EXERCISE OBJECTIVE |
Please retype every line of the items below word for word, leaving out the pictures.

SUPPLIED DATA |
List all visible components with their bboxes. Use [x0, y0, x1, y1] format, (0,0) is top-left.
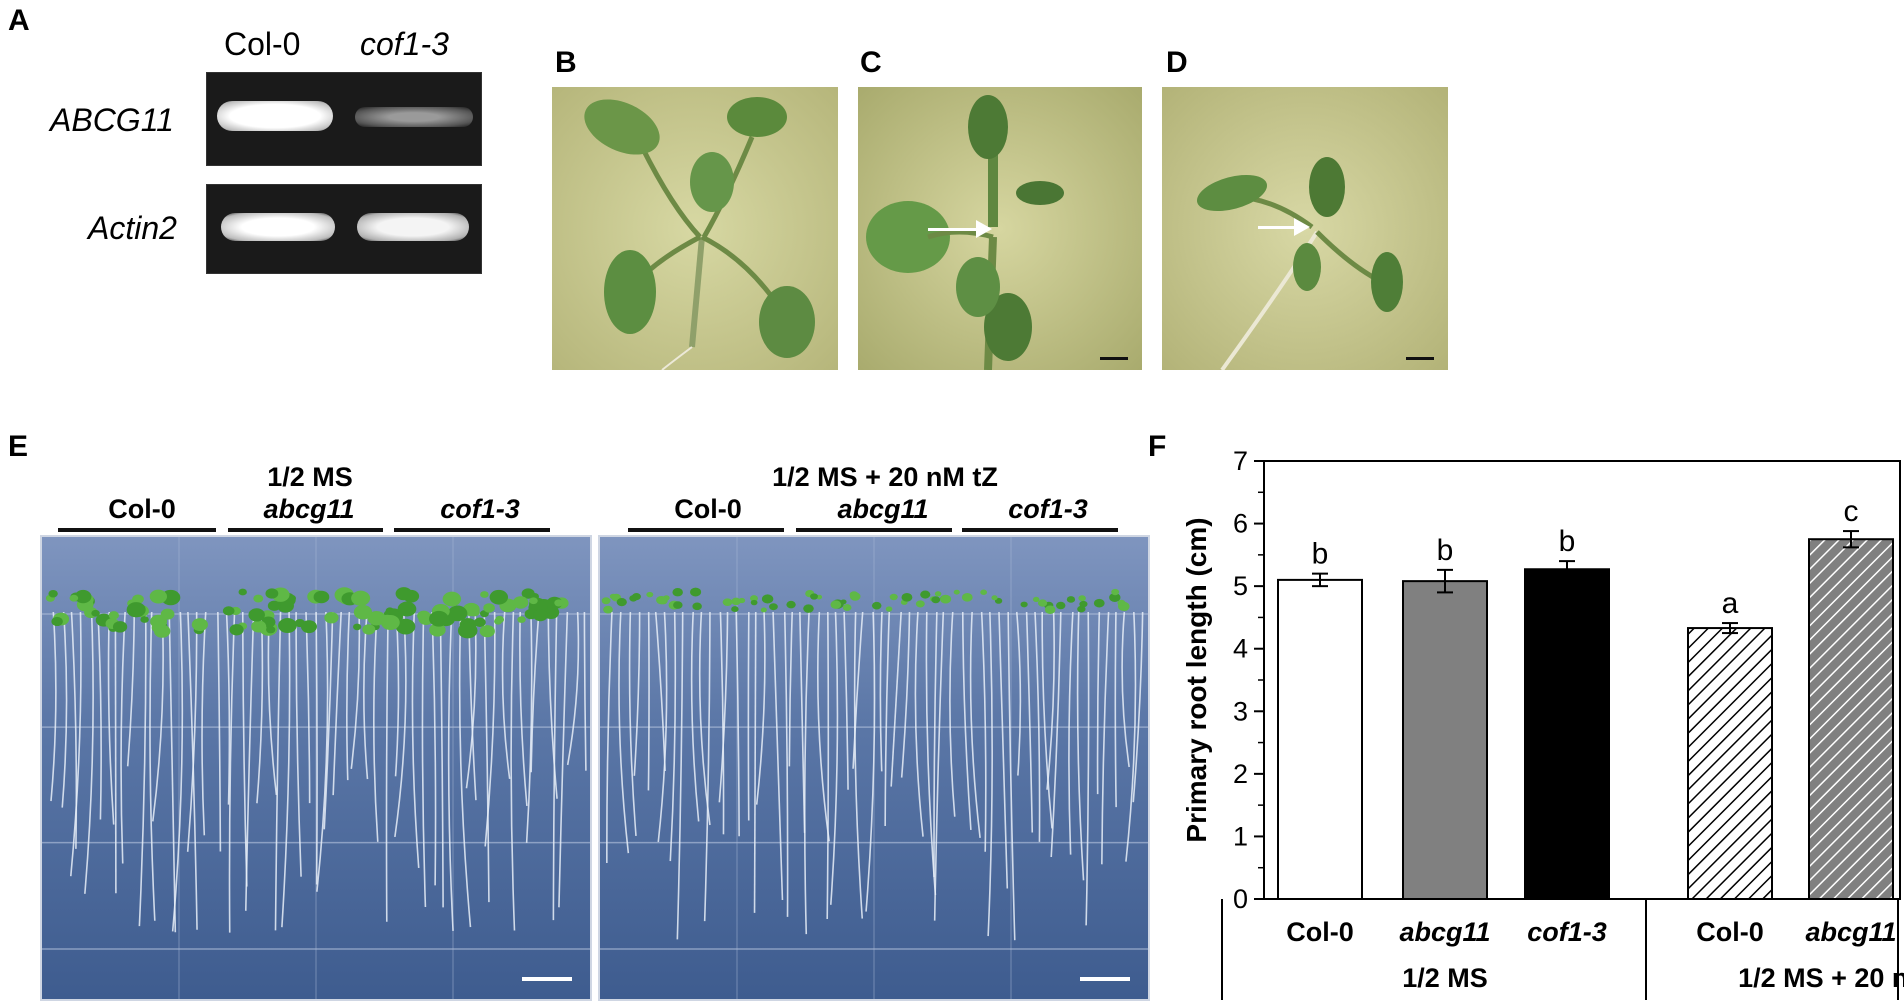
gene-label-actin2: Actin2 — [88, 210, 177, 246]
panel-label-f: F — [1148, 430, 1167, 463]
agar-plate-right — [598, 535, 1150, 1001]
lane-label-col0: Col-0 — [224, 26, 301, 62]
panel-label-b: B — [555, 46, 577, 79]
y-tick-label: 0 — [1233, 884, 1248, 914]
group-brackets — [1221, 899, 1899, 1000]
lane-label-cof1-3: cof1-3 — [360, 26, 449, 62]
significance-letter: b — [1312, 538, 1329, 571]
agar-plate-left — [40, 535, 592, 1001]
error-bar — [1312, 572, 1328, 588]
band-abcg11-col0 — [217, 101, 333, 131]
y-tick-label: 7 — [1233, 446, 1248, 476]
band-actin2-col0 — [221, 213, 335, 241]
genotype-underline-right-cof1-3 — [962, 528, 1118, 532]
error-bar — [1437, 568, 1453, 594]
genotype-label-right-cof1-3: cof1-3 — [1008, 494, 1088, 524]
bar-Col-0-ms — [1277, 578, 1363, 900]
root-length-chart: 0 1 2 3 4 5 6 7 Primary root length (cm) b Col-0 b a… — [1181, 446, 1904, 1000]
genotype-underline-left-cof1-3 — [394, 528, 550, 532]
y-tick-label: 1 — [1233, 821, 1248, 851]
panel-label-a: A — [8, 4, 30, 37]
panel-label-c: C — [860, 46, 882, 79]
panel-label-d: D — [1166, 46, 1188, 79]
x-group-label: 1/2 MS — [1402, 963, 1488, 993]
seedling-photo-c — [858, 87, 1142, 370]
x-category-label: abcg11 — [1805, 917, 1896, 947]
y-tick-label: 4 — [1233, 634, 1248, 664]
scale-bar-d — [1406, 357, 1434, 360]
seedling-photo-b — [552, 87, 838, 370]
significance-letter: b — [1559, 525, 1576, 558]
x-category-label: Col-0 — [1696, 917, 1764, 947]
band-abcg11-cof1-3 — [355, 107, 473, 127]
bar-cof1-3-ms — [1524, 568, 1610, 900]
error-bar — [1722, 622, 1738, 635]
y-tick-label: 2 — [1233, 759, 1248, 789]
significance-letter: a — [1722, 587, 1739, 620]
y-tick-label: 6 — [1233, 509, 1248, 539]
gel-actin2 — [206, 184, 482, 274]
bar-Col-0-tz — [1687, 627, 1773, 901]
genotype-label-left-col0: Col-0 — [108, 494, 176, 524]
genotype-underline-right-col0 — [628, 528, 784, 532]
x-category-label: abcg11 — [1399, 917, 1490, 947]
y-tick-label: 5 — [1233, 571, 1248, 601]
genotype-label-right-abcg11: abcg11 — [837, 494, 929, 524]
panel-label-e: E — [8, 430, 29, 463]
scale-bar-c — [1100, 357, 1128, 360]
genotype-underline-left-abcg11 — [228, 528, 383, 532]
significance-letter: c — [1844, 495, 1859, 528]
genotype-label-right-col0: Col-0 — [674, 494, 742, 524]
genotype-label-left-cof1-3: cof1-3 — [440, 494, 520, 524]
genotype-underline-left-col0 — [58, 528, 216, 532]
y-tick-label: 3 — [1233, 696, 1248, 726]
x-category-label: Col-0 — [1286, 917, 1354, 947]
significance-letter: b — [1437, 534, 1454, 567]
x-group-label: 1/2 MS + 20 nM tZ — [1738, 963, 1904, 993]
arrow-indicator-d — [1258, 218, 1310, 236]
medium-label-left: 1/2 MS — [267, 462, 353, 492]
genotype-label-left-abcg11: abcg11 — [263, 494, 355, 524]
genotype-underline-right-abcg11 — [796, 528, 952, 532]
seedling-photo-d — [1162, 87, 1448, 370]
arrow-indicator-c — [928, 220, 992, 238]
x-category-label: cof1-3 — [1527, 917, 1607, 947]
gel-abcg11 — [206, 72, 482, 166]
medium-label-right: 1/2 MS + 20 nM tZ — [772, 462, 998, 492]
bar-abcg11-ms — [1402, 580, 1488, 900]
error-bar — [1559, 560, 1575, 579]
y-axis-label: Primary root length (cm) — [1181, 517, 1212, 842]
gene-label-abcg11: ABCG11 — [50, 102, 174, 138]
band-actin2-cof1-3 — [357, 213, 469, 241]
error-bar — [1843, 530, 1859, 549]
bar-abcg11-tz — [1808, 538, 1894, 900]
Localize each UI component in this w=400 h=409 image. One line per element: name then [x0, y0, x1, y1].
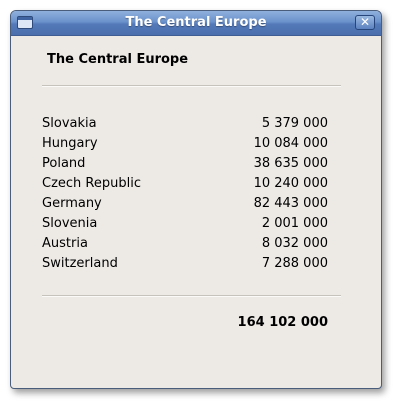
country-name: Switzerland [42, 256, 118, 271]
list-item: Slovakia 5 379 000 [42, 114, 328, 134]
country-population: 7 288 000 [261, 256, 328, 271]
window-title: The Central Europe [125, 15, 267, 30]
country-population: 38 635 000 [253, 156, 328, 171]
country-population: 82 443 000 [253, 196, 328, 211]
country-population: 10 084 000 [253, 136, 328, 151]
list-item: Germany 82 443 000 [42, 194, 328, 214]
country-name: Austria [42, 236, 88, 251]
country-name: Slovenia [42, 216, 98, 231]
country-population: 10 240 000 [253, 176, 328, 191]
window-icon[interactable] [17, 16, 33, 29]
country-name: Hungary [42, 136, 98, 151]
country-population: 8 032 000 [261, 236, 328, 251]
list-item: Czech Republic 10 240 000 [42, 174, 328, 194]
country-name: Germany [42, 196, 102, 211]
country-name: Slovakia [42, 116, 97, 131]
page-title: The Central Europe [47, 52, 189, 67]
main-window: The Central Europe ✕ The Central Europe … [10, 10, 382, 389]
list-item: Slovenia 2 001 000 [42, 214, 328, 234]
list-item: Poland 38 635 000 [42, 154, 328, 174]
list-item: Hungary 10 084 000 [42, 134, 328, 154]
close-button[interactable]: ✕ [355, 15, 375, 30]
close-icon: ✕ [359, 15, 371, 29]
country-name: Poland [42, 156, 86, 171]
title-bar[interactable]: The Central Europe ✕ [11, 11, 381, 36]
top-separator [42, 85, 341, 87]
list-item: Austria 8 032 000 [42, 234, 328, 254]
total-population: 164 102 000 [237, 315, 328, 330]
bottom-separator [42, 295, 341, 297]
list-item: Switzerland 7 288 000 [42, 254, 328, 274]
country-population: 2 001 000 [261, 216, 328, 231]
country-population: 5 379 000 [261, 116, 328, 131]
country-list: Slovakia 5 379 000 Hungary 10 084 000 Po… [42, 114, 328, 274]
country-name: Czech Republic [42, 176, 141, 191]
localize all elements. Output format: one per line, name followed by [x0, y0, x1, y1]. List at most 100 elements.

TASK SOLUTION |
List all visible components with their bboxes. Use [x0, y0, x1, y1] format, (0,0) is top-left.
gene-label-actin2: Actin2 — [88, 210, 177, 246]
panel-label-f: F — [1148, 430, 1167, 463]
agar-plate-right — [598, 535, 1150, 1001]
lane-label-col0: Col-0 — [224, 26, 301, 62]
panel-label-b: B — [555, 46, 577, 79]
y-tick-label: 0 — [1233, 884, 1248, 914]
group-brackets — [1221, 899, 1899, 1000]
lane-label-cof1-3: cof1-3 — [360, 26, 449, 62]
significance-letter: b — [1312, 538, 1329, 571]
agar-plate-left — [40, 535, 592, 1001]
error-bar — [1312, 572, 1328, 588]
band-abcg11-col0 — [217, 101, 333, 131]
y-tick-label: 7 — [1233, 446, 1248, 476]
band-actin2-col0 — [221, 213, 335, 241]
genotype-underline-right-cof1-3 — [962, 528, 1118, 532]
error-bar — [1437, 568, 1453, 594]
genotype-label-right-cof1-3: cof1-3 — [1008, 494, 1088, 524]
bar-Col-0-ms — [1277, 578, 1363, 900]
root-length-chart: 0 1 2 3 4 5 6 7 Primary root length (cm) b Col-0 b a… — [1181, 446, 1904, 1000]
genotype-underline-left-cof1-3 — [394, 528, 550, 532]
y-tick-label: 1 — [1233, 821, 1248, 851]
panel-label-a: A — [8, 4, 30, 37]
panel-label-c: C — [860, 46, 882, 79]
panel-label-d: D — [1166, 46, 1188, 79]
x-group-label: 1/2 MS — [1402, 963, 1488, 993]
seedling-photo-c — [858, 87, 1142, 370]
x-category-label: abcg11 — [1805, 917, 1896, 947]
y-tick-label: 4 — [1233, 634, 1248, 664]
scale-bar-d — [1406, 357, 1434, 360]
seedling-photo-b — [552, 87, 838, 370]
significance-letter: b — [1559, 525, 1576, 558]
x-category-label: Col-0 — [1696, 917, 1764, 947]
band-abcg11-cof1-3 — [355, 107, 473, 127]
bar-cof1-3-ms — [1524, 568, 1610, 900]
error-bar — [1722, 622, 1738, 635]
y-tick-label: 2 — [1233, 759, 1248, 789]
significance-letter: a — [1722, 587, 1739, 620]
y-tick-label: 6 — [1233, 509, 1248, 539]
gel-actin2 — [206, 184, 482, 274]
bar-Col-0-tz — [1687, 627, 1773, 901]
genotype-label-left-col0: Col-0 — [108, 494, 176, 524]
genotype-underline-right-col0 — [628, 528, 784, 532]
x-category-label: abcg11 — [1399, 917, 1490, 947]
y-tick-label: 5 — [1233, 571, 1248, 601]
genotype-label-right-abcg11: abcg11 — [837, 494, 929, 524]
panel-label-e: E — [8, 430, 29, 463]
scale-bar-c — [1100, 357, 1128, 360]
genotype-underline-left-abcg11 — [228, 528, 383, 532]
significance-letter: c — [1844, 495, 1859, 528]
genotype-label-right-col0: Col-0 — [674, 494, 742, 524]
genotype-label-left-cof1-3: cof1-3 — [440, 494, 520, 524]
genotype-underline-left-col0 — [58, 528, 216, 532]
y-tick-label: 3 — [1233, 696, 1248, 726]
x-category-label: Col-0 — [1286, 917, 1354, 947]
significance-letter: b — [1437, 534, 1454, 567]
x-group-label: 1/2 MS + 20 nM tZ — [1738, 963, 1904, 993]
arrow-indicator-d — [1258, 218, 1310, 236]
medium-label-left: 1/2 MS — [267, 462, 353, 492]
genotype-label-left-abcg11: abcg11 — [263, 494, 355, 524]
genotype-underline-right-abcg11 — [796, 528, 952, 532]
seedling-photo-d — [1162, 87, 1448, 370]
arrow-indicator-c — [928, 220, 992, 238]
x-category-label: cof1-3 — [1527, 917, 1607, 947]
gel-abcg11 — [206, 72, 482, 166]
medium-label-right: 1/2 MS + 20 nM tZ — [772, 462, 998, 492]
bar-abcg11-ms — [1402, 580, 1488, 900]
error-bar — [1559, 560, 1575, 579]
y-axis-label: Primary root length (cm) — [1181, 517, 1212, 842]
gene-label-abcg11: ABCG11 — [50, 102, 174, 138]
band-actin2-cof1-3 — [357, 213, 469, 241]
error-bar — [1843, 530, 1859, 549]
bar-abcg11-tz — [1808, 538, 1894, 900]
Localize each UI component in this w=400 h=409 image. One line per element: name then [x0, y0, x1, y1].
country-name: Switzerland [42, 256, 118, 271]
list-item: Slovakia 5 379 000 [42, 114, 328, 134]
country-population: 7 288 000 [261, 256, 328, 271]
window-title: The Central Europe [125, 15, 267, 30]
country-population: 38 635 000 [253, 156, 328, 171]
country-population: 82 443 000 [253, 196, 328, 211]
country-population: 10 084 000 [253, 136, 328, 151]
list-item: Germany 82 443 000 [42, 194, 328, 214]
country-name: Austria [42, 236, 88, 251]
country-name: Slovenia [42, 216, 98, 231]
country-population: 10 240 000 [253, 176, 328, 191]
window-icon[interactable] [17, 16, 33, 29]
country-name: Hungary [42, 136, 98, 151]
country-population: 8 032 000 [261, 236, 328, 251]
list-item: Czech Republic 10 240 000 [42, 174, 328, 194]
country-name: Germany [42, 196, 102, 211]
country-name: Slovakia [42, 116, 97, 131]
page-title: The Central Europe [47, 52, 189, 67]
main-window: The Central Europe ✕ The Central Europe … [10, 10, 382, 389]
list-item: Slovenia 2 001 000 [42, 214, 328, 234]
list-item: Poland 38 635 000 [42, 154, 328, 174]
list-item: Hungary 10 084 000 [42, 134, 328, 154]
close-button[interactable]: ✕ [355, 15, 375, 30]
close-icon: ✕ [359, 15, 371, 29]
country-name: Poland [42, 156, 86, 171]
title-bar[interactable]: The Central Europe ✕ [11, 11, 381, 36]
top-separator [42, 85, 341, 87]
list-item: Austria 8 032 000 [42, 234, 328, 254]
total-population: 164 102 000 [237, 315, 328, 330]
bottom-separator [42, 295, 341, 297]
list-item: Switzerland 7 288 000 [42, 254, 328, 274]
country-population: 2 001 000 [261, 216, 328, 231]
country-population: 5 379 000 [261, 116, 328, 131]
country-list: Slovakia 5 379 000 Hungary 10 084 000 Po… [42, 114, 328, 274]
country-name: Czech Republic [42, 176, 141, 191]
localize all elements. Output format: one per line, name followed by [x0, y0, x1, y1]. List at most 100 elements.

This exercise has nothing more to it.